Records to use:
════
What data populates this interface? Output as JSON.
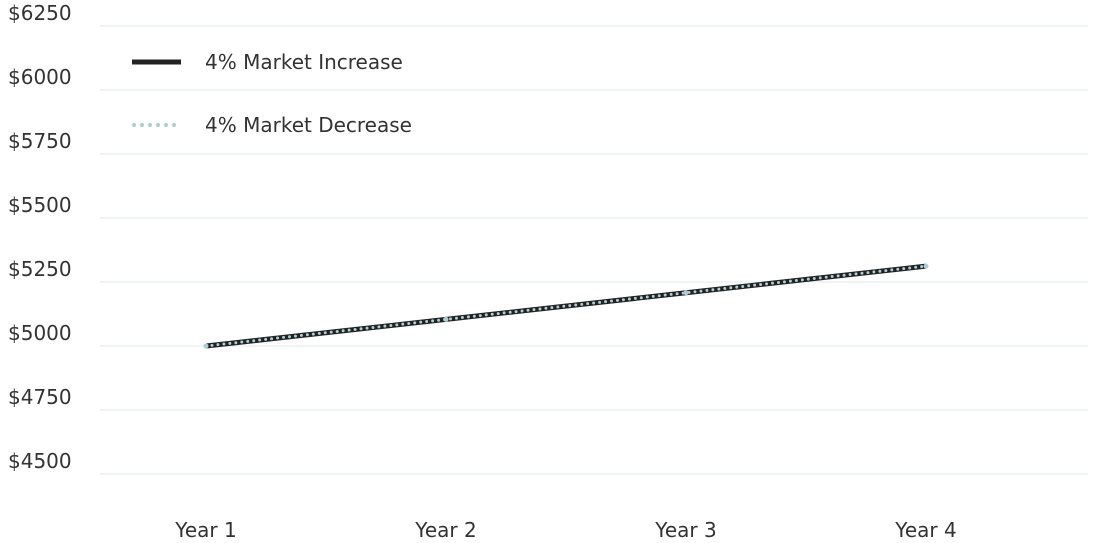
{
  "chart_data": {
    "type": "line",
    "categories": [
      "Year 1",
      "Year 2",
      "Year 3",
      "Year 4"
    ],
    "ylim": [
      4500,
      6250
    ],
    "y_ticks": [
      4500,
      4750,
      5000,
      5250,
      5500,
      5750,
      6000,
      6250
    ],
    "y_tick_labels": [
      "$4500",
      "$4750",
      "$5000",
      "$5250",
      "$5500",
      "$5750",
      "$6000",
      "$6250"
    ],
    "grid": true,
    "legend_position": "top-left",
    "series": [
      {
        "name": "4% Market Increase",
        "values": [
          5000,
          5104,
          5208,
          5312
        ],
        "color": "#222222",
        "style": "solid"
      },
      {
        "name": "4% Market Decrease",
        "values": [
          5000,
          5104,
          5208,
          5312
        ],
        "color": "#a9cfd2",
        "style": "dotted"
      }
    ]
  }
}
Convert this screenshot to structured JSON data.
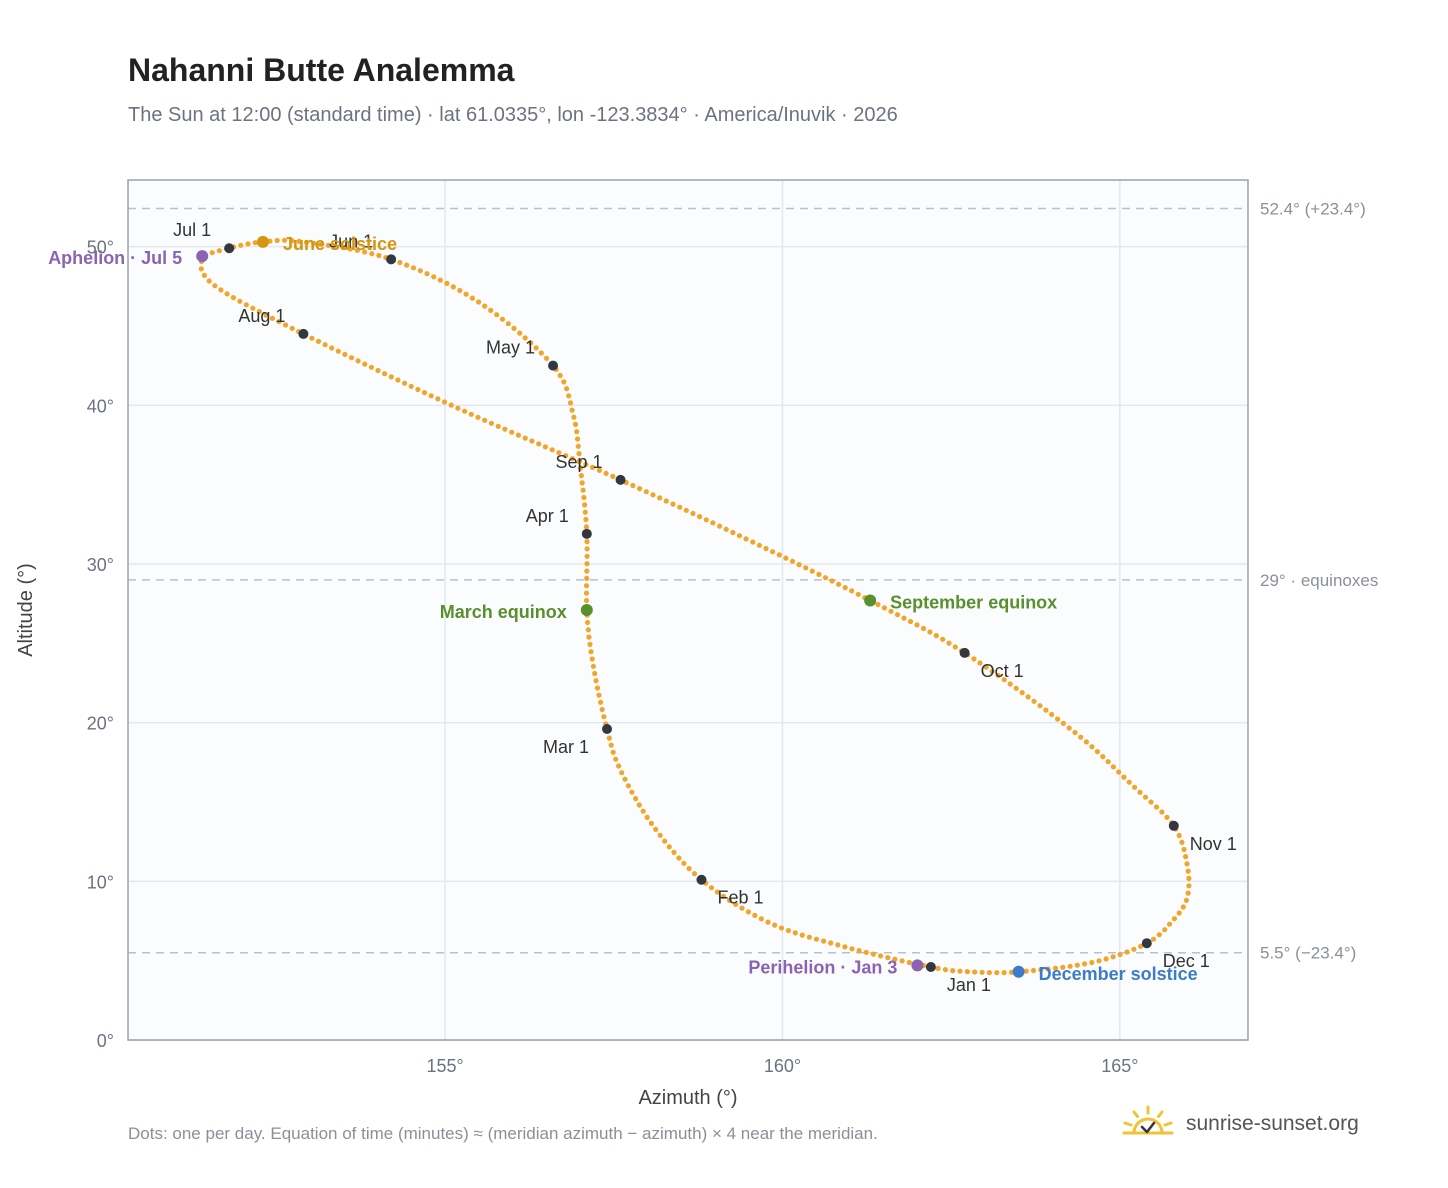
════
Every record above should come back exactly, but without its pictures.

What data populates this interface? Output as JSON.
{
  "chart_data": {
    "type": "line",
    "categories": [
      "Year 1",
      "Year 2",
      "Year 3",
      "Year 4"
    ],
    "ylim": [
      4500,
      6250
    ],
    "y_ticks": [
      4500,
      4750,
      5000,
      5250,
      5500,
      5750,
      6000,
      6250
    ],
    "y_tick_labels": [
      "$4500",
      "$4750",
      "$5000",
      "$5250",
      "$5500",
      "$5750",
      "$6000",
      "$6250"
    ],
    "grid": true,
    "legend_position": "top-left",
    "series": [
      {
        "name": "4% Market Increase",
        "values": [
          5000,
          5104,
          5208,
          5312
        ],
        "color": "#222222",
        "style": "solid"
      },
      {
        "name": "4% Market Decrease",
        "values": [
          5000,
          5104,
          5208,
          5312
        ],
        "color": "#a9cfd2",
        "style": "dotted"
      }
    ]
  }
}
Convert this screenshot to structured JSON data.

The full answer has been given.